— begin DATASET EXCERPTS —
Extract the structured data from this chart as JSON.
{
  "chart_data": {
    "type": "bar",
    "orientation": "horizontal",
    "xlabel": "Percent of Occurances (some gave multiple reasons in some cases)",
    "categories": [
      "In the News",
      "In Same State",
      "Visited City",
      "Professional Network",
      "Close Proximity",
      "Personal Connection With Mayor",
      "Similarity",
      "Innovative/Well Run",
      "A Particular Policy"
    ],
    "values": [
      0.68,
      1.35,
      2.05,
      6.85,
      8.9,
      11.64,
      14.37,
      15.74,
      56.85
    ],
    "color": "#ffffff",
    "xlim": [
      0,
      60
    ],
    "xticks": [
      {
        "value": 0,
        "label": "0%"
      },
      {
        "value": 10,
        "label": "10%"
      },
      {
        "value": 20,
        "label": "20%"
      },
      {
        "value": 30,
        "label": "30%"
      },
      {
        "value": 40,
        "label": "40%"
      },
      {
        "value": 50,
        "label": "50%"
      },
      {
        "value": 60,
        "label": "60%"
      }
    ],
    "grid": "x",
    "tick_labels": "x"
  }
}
— end DATASET EXCERPTS —
— begin DATASET EXCERPTS —
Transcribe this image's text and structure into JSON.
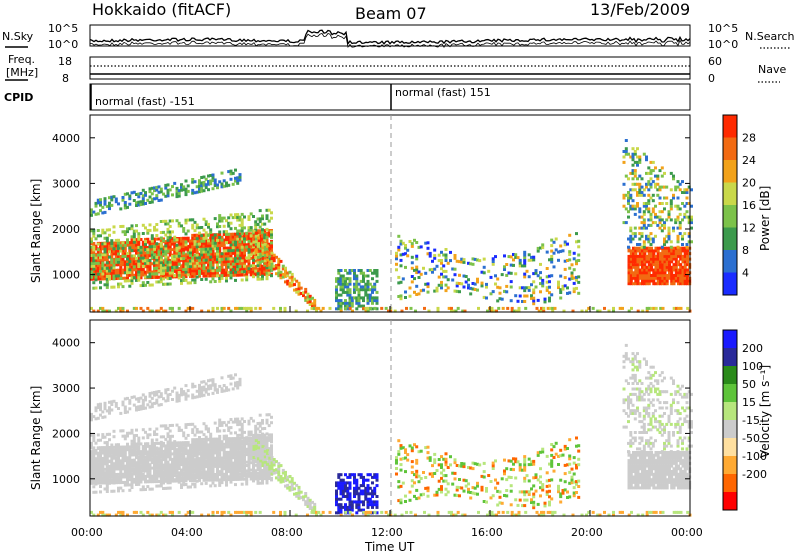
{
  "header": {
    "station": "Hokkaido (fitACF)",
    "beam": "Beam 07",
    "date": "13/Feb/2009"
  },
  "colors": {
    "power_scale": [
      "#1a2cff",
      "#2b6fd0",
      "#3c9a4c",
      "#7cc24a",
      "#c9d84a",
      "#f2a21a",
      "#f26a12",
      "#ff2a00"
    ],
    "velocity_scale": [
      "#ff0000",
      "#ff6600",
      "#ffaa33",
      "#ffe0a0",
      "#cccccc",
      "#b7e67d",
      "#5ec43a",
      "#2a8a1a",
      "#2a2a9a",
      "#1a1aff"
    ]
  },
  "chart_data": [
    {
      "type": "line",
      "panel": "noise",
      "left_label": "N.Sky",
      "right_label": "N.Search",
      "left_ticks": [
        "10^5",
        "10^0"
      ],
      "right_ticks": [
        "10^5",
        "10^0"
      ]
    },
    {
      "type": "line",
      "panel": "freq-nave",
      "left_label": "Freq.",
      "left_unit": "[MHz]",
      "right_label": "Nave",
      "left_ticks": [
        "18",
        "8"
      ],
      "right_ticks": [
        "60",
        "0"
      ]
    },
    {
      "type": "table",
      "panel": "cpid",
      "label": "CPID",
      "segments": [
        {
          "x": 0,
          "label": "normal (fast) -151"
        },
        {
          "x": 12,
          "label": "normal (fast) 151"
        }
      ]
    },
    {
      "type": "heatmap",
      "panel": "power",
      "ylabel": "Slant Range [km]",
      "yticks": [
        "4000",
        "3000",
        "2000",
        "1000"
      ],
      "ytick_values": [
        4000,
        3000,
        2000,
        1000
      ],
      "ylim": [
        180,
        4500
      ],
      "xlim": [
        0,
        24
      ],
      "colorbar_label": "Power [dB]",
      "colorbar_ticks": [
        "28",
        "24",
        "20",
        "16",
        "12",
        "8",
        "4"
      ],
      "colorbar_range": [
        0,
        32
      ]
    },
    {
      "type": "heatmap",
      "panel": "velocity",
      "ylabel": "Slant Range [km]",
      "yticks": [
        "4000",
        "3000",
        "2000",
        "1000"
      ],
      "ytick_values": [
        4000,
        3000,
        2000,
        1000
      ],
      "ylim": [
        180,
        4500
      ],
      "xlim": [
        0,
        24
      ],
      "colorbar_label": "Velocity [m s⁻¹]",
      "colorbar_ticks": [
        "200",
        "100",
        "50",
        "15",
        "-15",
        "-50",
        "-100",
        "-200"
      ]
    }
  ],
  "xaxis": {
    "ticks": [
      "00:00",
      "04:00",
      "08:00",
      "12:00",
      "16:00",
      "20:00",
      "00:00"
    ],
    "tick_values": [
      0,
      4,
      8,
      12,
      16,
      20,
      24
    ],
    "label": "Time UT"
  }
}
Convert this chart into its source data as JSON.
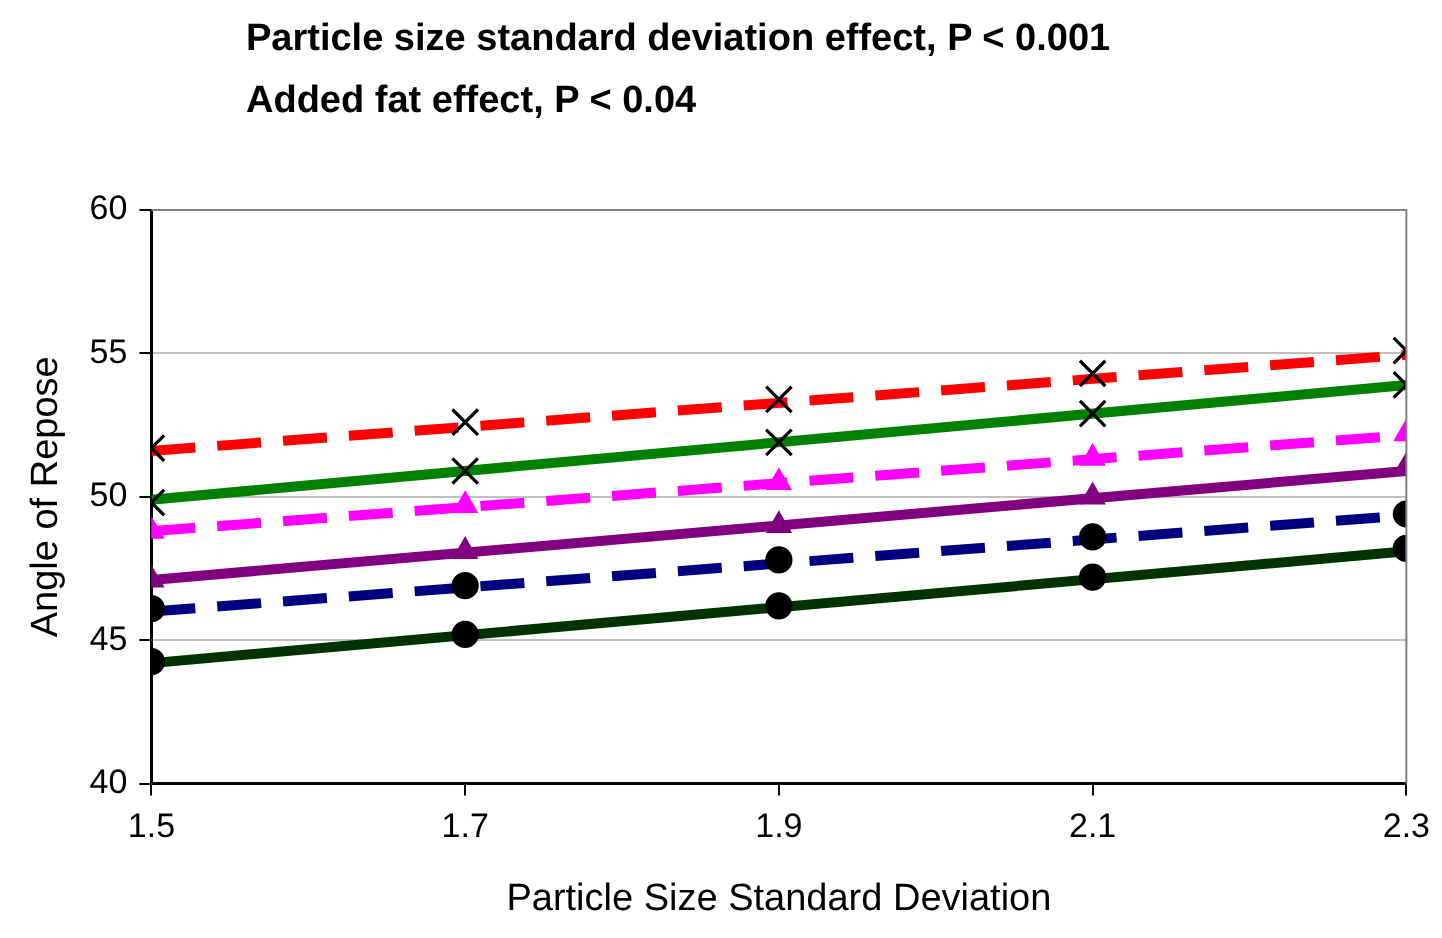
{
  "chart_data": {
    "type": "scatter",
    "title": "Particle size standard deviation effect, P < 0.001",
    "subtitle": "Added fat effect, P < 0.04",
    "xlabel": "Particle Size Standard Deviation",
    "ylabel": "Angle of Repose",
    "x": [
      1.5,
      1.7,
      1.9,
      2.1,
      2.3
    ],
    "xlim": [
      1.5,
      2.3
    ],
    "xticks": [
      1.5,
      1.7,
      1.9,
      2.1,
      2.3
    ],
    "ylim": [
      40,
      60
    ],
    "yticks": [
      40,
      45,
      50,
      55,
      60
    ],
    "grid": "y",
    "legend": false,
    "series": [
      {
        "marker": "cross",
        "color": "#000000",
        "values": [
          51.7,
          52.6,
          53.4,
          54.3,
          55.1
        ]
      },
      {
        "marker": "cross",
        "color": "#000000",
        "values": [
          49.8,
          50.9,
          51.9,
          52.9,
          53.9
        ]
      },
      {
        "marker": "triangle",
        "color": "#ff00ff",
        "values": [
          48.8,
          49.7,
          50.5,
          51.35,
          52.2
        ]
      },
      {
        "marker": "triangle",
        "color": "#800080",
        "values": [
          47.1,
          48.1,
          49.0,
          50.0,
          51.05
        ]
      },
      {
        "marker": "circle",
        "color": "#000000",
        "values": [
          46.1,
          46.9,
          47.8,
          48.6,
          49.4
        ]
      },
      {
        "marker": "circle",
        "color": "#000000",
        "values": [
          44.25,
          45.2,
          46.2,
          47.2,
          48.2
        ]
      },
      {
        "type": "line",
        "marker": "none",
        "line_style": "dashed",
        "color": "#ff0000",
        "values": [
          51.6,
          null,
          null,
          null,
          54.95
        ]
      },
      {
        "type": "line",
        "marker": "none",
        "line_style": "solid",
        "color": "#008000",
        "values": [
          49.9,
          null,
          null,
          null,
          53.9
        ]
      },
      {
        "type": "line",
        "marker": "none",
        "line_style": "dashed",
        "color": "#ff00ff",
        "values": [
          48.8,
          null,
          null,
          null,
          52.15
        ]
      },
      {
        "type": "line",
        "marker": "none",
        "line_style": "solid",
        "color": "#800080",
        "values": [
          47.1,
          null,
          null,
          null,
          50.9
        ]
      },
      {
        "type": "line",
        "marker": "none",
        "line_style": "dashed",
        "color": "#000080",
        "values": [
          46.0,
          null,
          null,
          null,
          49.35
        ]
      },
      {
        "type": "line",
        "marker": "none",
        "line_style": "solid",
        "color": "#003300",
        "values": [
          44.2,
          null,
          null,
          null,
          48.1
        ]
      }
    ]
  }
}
— end DATASET EXCERPTS —
— begin DATASET EXCERPTS —
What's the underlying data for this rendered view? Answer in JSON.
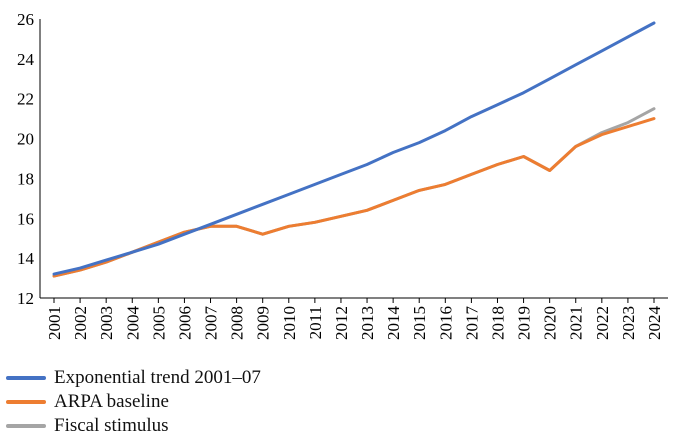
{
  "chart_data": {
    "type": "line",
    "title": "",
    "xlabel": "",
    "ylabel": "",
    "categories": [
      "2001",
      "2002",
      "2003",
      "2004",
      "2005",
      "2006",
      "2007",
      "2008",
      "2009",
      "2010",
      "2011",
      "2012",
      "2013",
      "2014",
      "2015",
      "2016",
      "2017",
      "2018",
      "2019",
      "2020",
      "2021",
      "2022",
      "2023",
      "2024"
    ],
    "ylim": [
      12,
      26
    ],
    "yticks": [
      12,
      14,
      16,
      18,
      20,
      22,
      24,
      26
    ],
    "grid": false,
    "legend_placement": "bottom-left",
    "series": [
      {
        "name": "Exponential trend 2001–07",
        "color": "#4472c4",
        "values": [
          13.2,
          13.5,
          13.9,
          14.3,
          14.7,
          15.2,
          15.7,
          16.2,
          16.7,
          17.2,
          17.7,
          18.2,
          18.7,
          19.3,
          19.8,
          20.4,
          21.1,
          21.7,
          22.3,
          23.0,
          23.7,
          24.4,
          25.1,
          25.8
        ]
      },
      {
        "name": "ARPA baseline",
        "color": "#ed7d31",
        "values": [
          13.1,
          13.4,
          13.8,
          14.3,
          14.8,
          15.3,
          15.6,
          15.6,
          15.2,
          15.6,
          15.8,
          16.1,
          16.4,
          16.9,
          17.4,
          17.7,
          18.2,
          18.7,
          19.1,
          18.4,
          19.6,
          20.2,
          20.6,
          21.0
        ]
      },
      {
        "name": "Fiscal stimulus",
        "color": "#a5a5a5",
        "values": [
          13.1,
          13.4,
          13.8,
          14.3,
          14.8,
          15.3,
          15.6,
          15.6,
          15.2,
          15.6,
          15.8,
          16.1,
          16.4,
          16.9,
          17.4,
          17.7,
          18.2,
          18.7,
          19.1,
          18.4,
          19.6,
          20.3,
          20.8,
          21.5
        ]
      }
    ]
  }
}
— end DATASET EXCERPTS —
▸ **TASK REQUIREMENTS**:
Pull out every line of the entries that includes the word "xlabel".

▸ **TASK ANSWER**:
    "xlabel": "Percent of Occurances (some gave multiple reasons in some cases)",
    "xlabel": "Particle Size Standard Deviation",
    "xlabel": "",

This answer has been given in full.